• [GIVEN TEXT]
%%
Member of the New Jersey General Assembly
- In office 1840

Personal details
- Born: February 12, 1816 Salem, New Jersey, U.S.
- Died: April 8, 1894 (aged 78) Jamestown, New York, U.S.
- Party: Republican
- Relatives: William Cassady Cattell (brother)

= Alexander G. Cattell =

American politician

Alexander Gilmore Cattell (February 12, 1816 – April 8, 1894) was a United States senator from New Jersey.

==Biography==

===Early life===
Cattell was born in Salem, New Jersey. He received an academic education, and engaged in mercantile pursuits in Salem until 1846.

===Early career===
Cattell was elected to the New Jersey General Assembly in 1840, and served as clerk from 1842 to 1844. He was a member of the State constitutional convention in 1844 and moved to Philadelphia in 1846, where he engaged in business and banking. He was a member of the Philadelphia Common Council from 1848 to 1854, organized the Corn Exchange Bank, and was its president from 1858 to 1871.
%%
• [MATERIAL]
%%
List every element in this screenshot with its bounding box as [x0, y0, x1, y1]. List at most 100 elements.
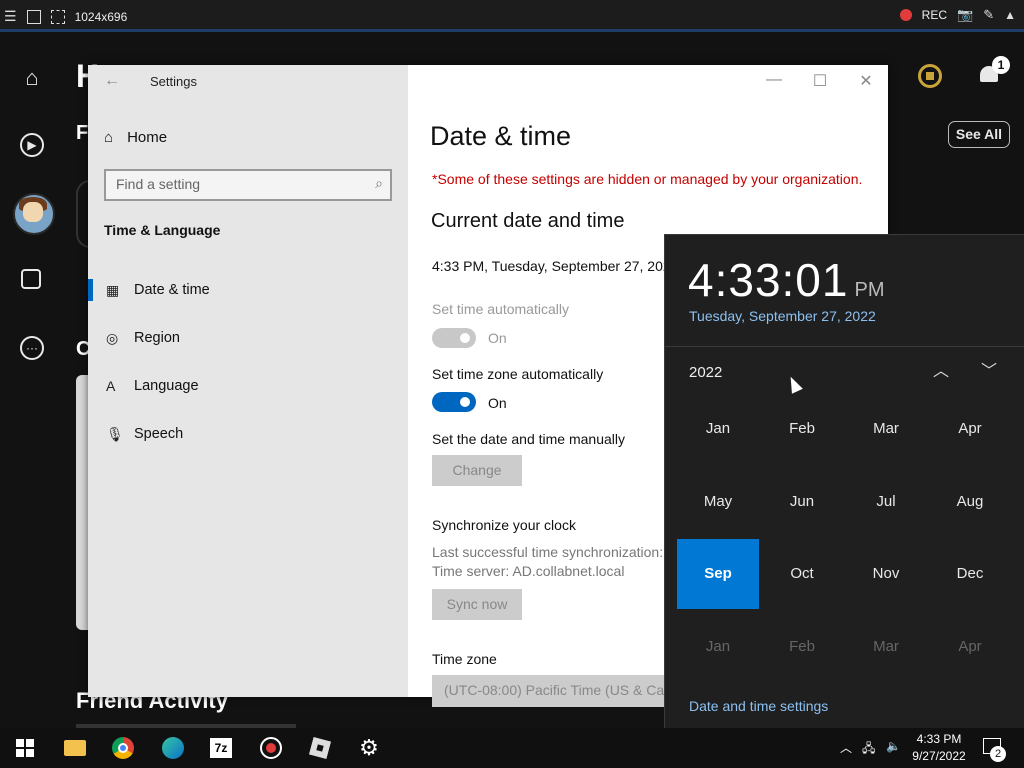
month-cell-next-year[interactable]: Mar [845, 612, 927, 682]
month-cell[interactable]: Mar [845, 394, 927, 464]
current-datetime-heading: Current date and time [431, 210, 625, 232]
notification-badge: 1 [992, 56, 1010, 74]
7zip-icon[interactable]: 7z [206, 734, 236, 762]
sync-heading: Synchronize your clock [432, 517, 576, 533]
network-icon[interactable]: 🖧 [862, 739, 875, 760]
flyout-clock: 4:33:01 PM [688, 253, 884, 307]
month-cell[interactable]: Nov [845, 539, 927, 609]
flyout-divider [665, 346, 1024, 347]
month-cell-next-year[interactable]: Apr [929, 612, 1011, 682]
month-cell-selected[interactable]: Sep [677, 539, 759, 609]
set-tz-auto-toggle[interactable] [432, 392, 476, 412]
change-button[interactable]: Change [432, 455, 522, 486]
chevron-up-icon[interactable]: ︿ [929, 360, 953, 384]
see-all-button[interactable]: See All [948, 121, 1010, 148]
rec-label[interactable]: REC [922, 8, 947, 22]
sync-server-text: Time server: AD.collabnet.local [432, 563, 625, 579]
roblox-sidebar: ⌂ ▶ ··· [0, 35, 64, 728]
search-icon[interactable]: ⌕ [375, 175, 383, 192]
set-tz-auto-label: Set time zone automatically [432, 366, 604, 382]
record-dot-icon [899, 9, 912, 21]
chat-icon[interactable] [19, 267, 45, 293]
taskbar-date: 9/27/2022 [912, 749, 966, 763]
nav-item-label: Region [134, 330, 180, 346]
7zip-label: 7z [210, 738, 232, 758]
set-tz-auto-state: On [488, 395, 507, 411]
flyout-year[interactable]: 2022 [689, 364, 722, 381]
search-placeholder: Find a setting [116, 176, 201, 192]
window-icon[interactable] [26, 9, 41, 24]
home-icon[interactable]: ⌂ [19, 65, 45, 91]
month-cell-next-year[interactable]: Feb [761, 612, 843, 682]
flyout-time: 4:33:01 [688, 254, 849, 306]
hamburger-menu-icon[interactable]: ☰ [4, 8, 17, 25]
language-icon: A [106, 378, 116, 394]
file-explorer-icon[interactable] [60, 734, 90, 762]
nav-item-date-time[interactable]: ▦ Date & time [88, 270, 408, 310]
more-icon[interactable]: ··· [19, 335, 45, 361]
chevron-down-icon[interactable]: ﹀ [977, 360, 1001, 384]
settings-nav-pane: ← Settings ⌂ Home Find a setting ⌕ Time … [88, 65, 408, 697]
month-cell[interactable]: May [677, 467, 759, 537]
microphone-icon: 🎙 [106, 425, 124, 442]
nav-item-speech[interactable]: 🎙 Speech [88, 414, 408, 454]
search-input[interactable]: Find a setting ⌕ [104, 169, 392, 201]
crop-region-icon[interactable] [50, 9, 65, 24]
home-icon: ⌂ [104, 129, 114, 146]
windows-start-icon[interactable] [10, 734, 40, 762]
month-cell[interactable]: Jan [677, 394, 759, 464]
month-cell[interactable]: Jun [761, 467, 843, 537]
month-cell[interactable]: Apr [929, 394, 1011, 464]
resolution-label: 1024x696 [74, 9, 128, 24]
edge-icon[interactable] [158, 734, 188, 762]
play-icon[interactable]: ▶ [19, 132, 45, 158]
set-time-auto-label: Set time automatically [432, 301, 569, 317]
settings-gear-icon[interactable]: ⚙ [354, 734, 384, 762]
month-cell-next-year[interactable]: Jan [677, 612, 759, 682]
chrome-icon[interactable] [108, 734, 138, 762]
current-datetime-value: 4:33 PM, Tuesday, September 27, 2022 [432, 258, 679, 274]
nav-item-label: Speech [134, 426, 184, 442]
minimize-button[interactable]: — [764, 71, 784, 89]
window-title: Settings [150, 74, 197, 89]
nav-home-label: Home [127, 129, 168, 146]
set-time-auto-state: On [488, 330, 507, 346]
month-cell[interactable]: Dec [929, 539, 1011, 609]
camera-icon[interactable]: 📷 [957, 7, 973, 23]
clock-calendar-flyout: 4:33:01 PM Tuesday, September 27, 2022 20… [664, 234, 1024, 728]
taskbar-clock[interactable]: 4:33 PM 9/27/2022 [900, 731, 978, 765]
timezone-select[interactable]: (UTC-08:00) Pacific Time (US & Canada) [432, 675, 672, 707]
notification-bell-icon[interactable]: 1 [978, 56, 1010, 86]
set-time-auto-toggle[interactable] [432, 328, 476, 348]
calendar-clock-icon: ▦ [106, 281, 120, 298]
month-cell[interactable]: Aug [929, 467, 1011, 537]
recorder-icon[interactable] [256, 734, 286, 762]
month-cell[interactable]: Oct [761, 539, 843, 609]
flyout-ampm: PM [854, 279, 885, 301]
timezone-heading: Time zone [432, 651, 497, 667]
sync-now-button[interactable]: Sync now [432, 589, 522, 620]
date-time-settings-link[interactable]: Date and time settings [689, 698, 828, 714]
policy-warning: *Some of these settings are hidden or ma… [432, 171, 863, 187]
maximize-button[interactable]: ☐ [810, 71, 830, 91]
nav-home[interactable]: ⌂ Home [104, 129, 167, 146]
volume-icon[interactable]: 🔈 [886, 739, 901, 753]
taskbar-time: 4:33 PM [916, 732, 962, 746]
flyout-date-link[interactable]: Tuesday, September 27, 2022 [689, 308, 876, 324]
show-hidden-icons-icon[interactable]: ︿ [840, 739, 852, 756]
back-arrow-icon[interactable]: ← [104, 72, 120, 90]
collapse-icon[interactable]: ▲ [1004, 8, 1016, 22]
friends-heading-partial: F [76, 122, 89, 144]
action-center-badge: 2 [990, 746, 1006, 762]
month-cell[interactable]: Feb [761, 394, 843, 464]
close-button[interactable]: ✕ [856, 71, 876, 91]
month-cell[interactable]: Jul [845, 467, 927, 537]
nav-item-region[interactable]: ◎ Region [88, 318, 408, 358]
robux-icon[interactable] [918, 64, 942, 88]
avatar[interactable] [13, 193, 55, 235]
pen-icon[interactable]: ✎ [983, 7, 994, 23]
globe-icon: ◎ [106, 329, 119, 346]
taskbar: 7z ⚙ ︿ 🖧 🔈 4:33 PM 9/27/2022 2 [0, 728, 1024, 768]
roblox-icon[interactable] [305, 734, 335, 762]
nav-item-language[interactable]: A Language [88, 366, 408, 406]
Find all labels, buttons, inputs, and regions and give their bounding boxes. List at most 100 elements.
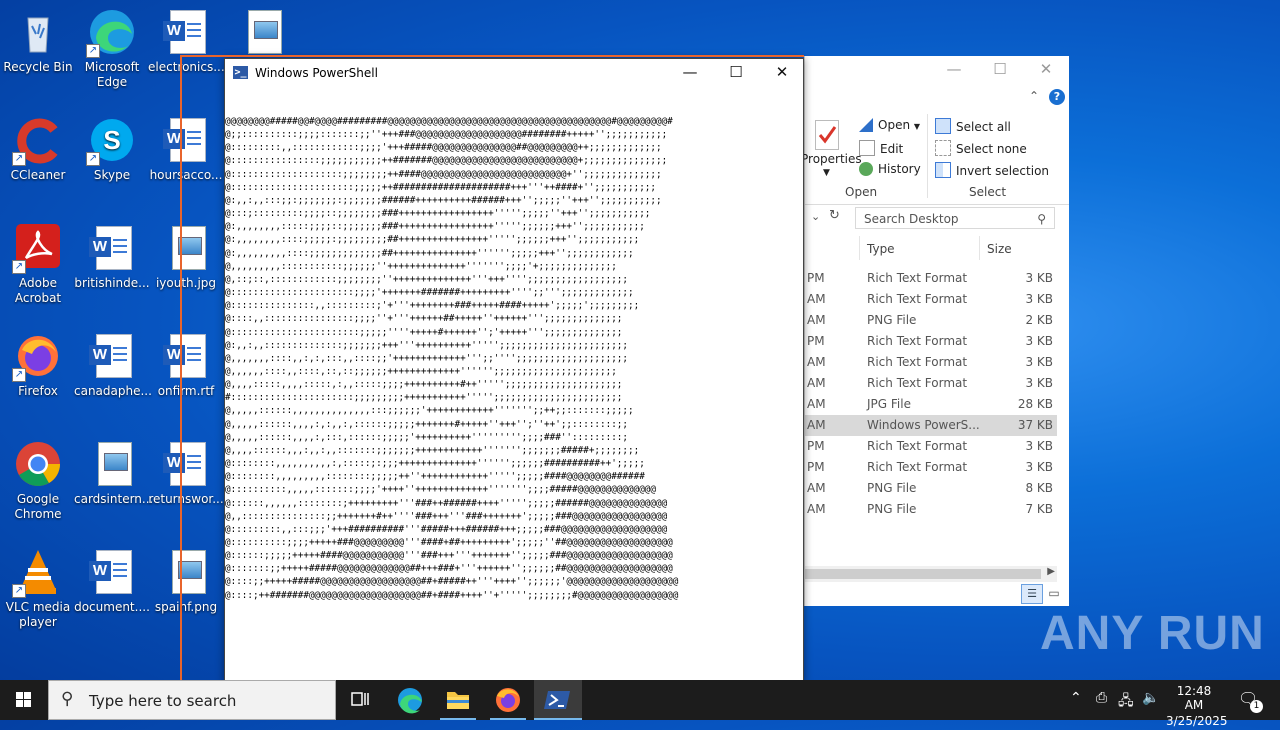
%%
• [REQUIREMENT 1] Reproduce the Alexander G. Cattell biography word for word from "Member of the New" up to and including "from New Jersey.".
• [REQUIREMENT 2] Using the Alexander G. Cattell biography, decide whether each statement agrees with it, answering yes or no and quoting the words that settle it: (a) Cattell was born in Salem, New Jersey. (b) Cattell served as clerk from 1848 to 1854. (c) Cattell was president of the Corn Exchange Bank from 1858 to 1871.
• [REQUIREMENT 3] Resume the Alexander G. Cattell biography after its last sentence.

• [TASK RESPONSE 1]
Member of the New Jersey General Assembly
- In office 1840

Personal details
- Born: February 12, 1816 Salem, New Jersey, U.S.
- Died: April 8, 1894 (aged 78) Jamestown, New York, U.S.
- Party: Republican
- Relatives: William Cassady Cattell (brother)

= Alexander G. Cattell =

American politician

Alexander Gilmore Cattell (February 12, 1816 – April 8, 1894) was a United States senator from New Jersey.

• [TASK RESPONSE 2]
(a) Yes: "Cattell was born in Salem, New Jersey."
(b) No: "served as clerk from 1842 to 1844"
(c) Yes: "organized the Corn Exchange Bank, and was its president from 1858 to 1871"

• [TASK RESPONSE 3]
===Congress===
In 1863, Cattell moved to Merchantville, New Jersey in 1863 and was elected as a Republican to the U.S. Senate to succeed John P. Stockton, whose seat was declared vacant, and served from September 19, 1866, to March 3, 1871. He was not a candidate for reelection. While in the Senate, he was chairman of the Joint Committee on the Library for the Forty-first Congress.

===Later life===
Cattell was appointed by President Ulysses Grant to be a member of the first United States Civil Service Commission and served two years, resigning to accept the position of United States financial agent in London, serving in 1873 and 1874. He was a member of New Jersey Board of Tax Assessors from 1884 to 1891, and was its president from 1889 to 1891. In 1891, he was appointed a member of the State board of education for a term of three years.

Cattell died in Jamestown, New York in 1894 and was interred in Colestown Cemetery in Cherry Hill, New Jersey. He had five brothers and two sisters, his one brother, William Cassady Cattell, served as the sixth president of Lafayette College.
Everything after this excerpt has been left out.